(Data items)
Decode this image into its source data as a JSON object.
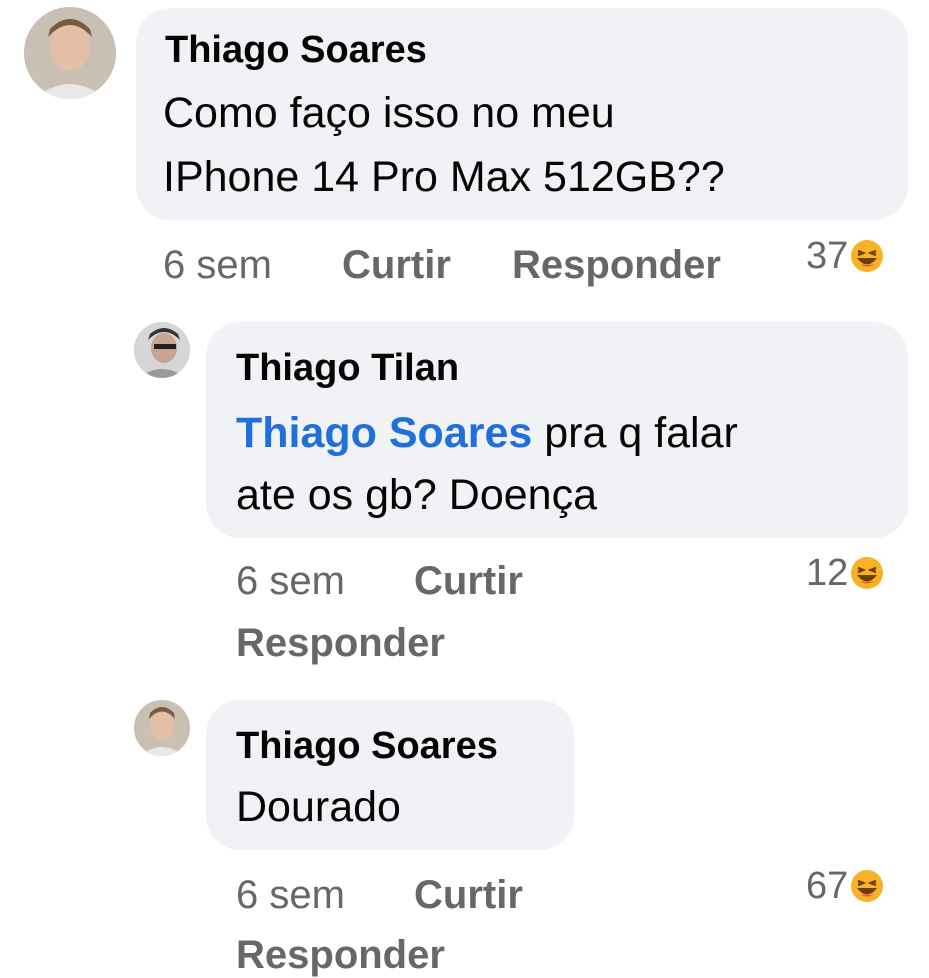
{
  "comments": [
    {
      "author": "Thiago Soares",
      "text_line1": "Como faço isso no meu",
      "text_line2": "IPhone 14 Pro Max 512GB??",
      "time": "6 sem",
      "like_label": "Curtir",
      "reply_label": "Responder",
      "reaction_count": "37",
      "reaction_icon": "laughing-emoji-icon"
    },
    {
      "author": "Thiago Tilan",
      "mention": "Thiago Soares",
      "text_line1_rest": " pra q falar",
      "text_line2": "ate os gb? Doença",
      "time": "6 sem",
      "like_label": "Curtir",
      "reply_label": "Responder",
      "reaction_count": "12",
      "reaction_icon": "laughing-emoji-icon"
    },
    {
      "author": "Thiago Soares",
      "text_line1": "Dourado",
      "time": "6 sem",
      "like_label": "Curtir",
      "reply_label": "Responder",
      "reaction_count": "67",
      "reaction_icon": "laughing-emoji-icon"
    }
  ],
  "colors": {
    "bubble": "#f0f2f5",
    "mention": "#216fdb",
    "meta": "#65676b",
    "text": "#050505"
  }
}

:: Stated goal ::
Exclude the pictures, and transcribe all of the material exactly.

:: Finished exercise ::
Decode this image into its source data as a JSON object.
{
  "comments": [
    {
      "author": "Thiago Soares",
      "text_line1": "Como faço isso no meu",
      "text_line2": "IPhone 14 Pro Max 512GB??",
      "time": "6 sem",
      "like_label": "Curtir",
      "reply_label": "Responder",
      "reaction_count": "37",
      "reaction_icon": "laughing-emoji-icon"
    },
    {
      "author": "Thiago Tilan",
      "mention": "Thiago Soares",
      "text_line1_rest": " pra q falar",
      "text_line2": "ate os gb? Doença",
      "time": "6 sem",
      "like_label": "Curtir",
      "reply_label": "Responder",
      "reaction_count": "12",
      "reaction_icon": "laughing-emoji-icon"
    },
    {
      "author": "Thiago Soares",
      "text_line1": "Dourado",
      "time": "6 sem",
      "like_label": "Curtir",
      "reply_label": "Responder",
      "reaction_count": "67",
      "reaction_icon": "laughing-emoji-icon"
    }
  ],
  "colors": {
    "bubble": "#f0f2f5",
    "mention": "#216fdb",
    "meta": "#65676b",
    "text": "#050505"
  }
}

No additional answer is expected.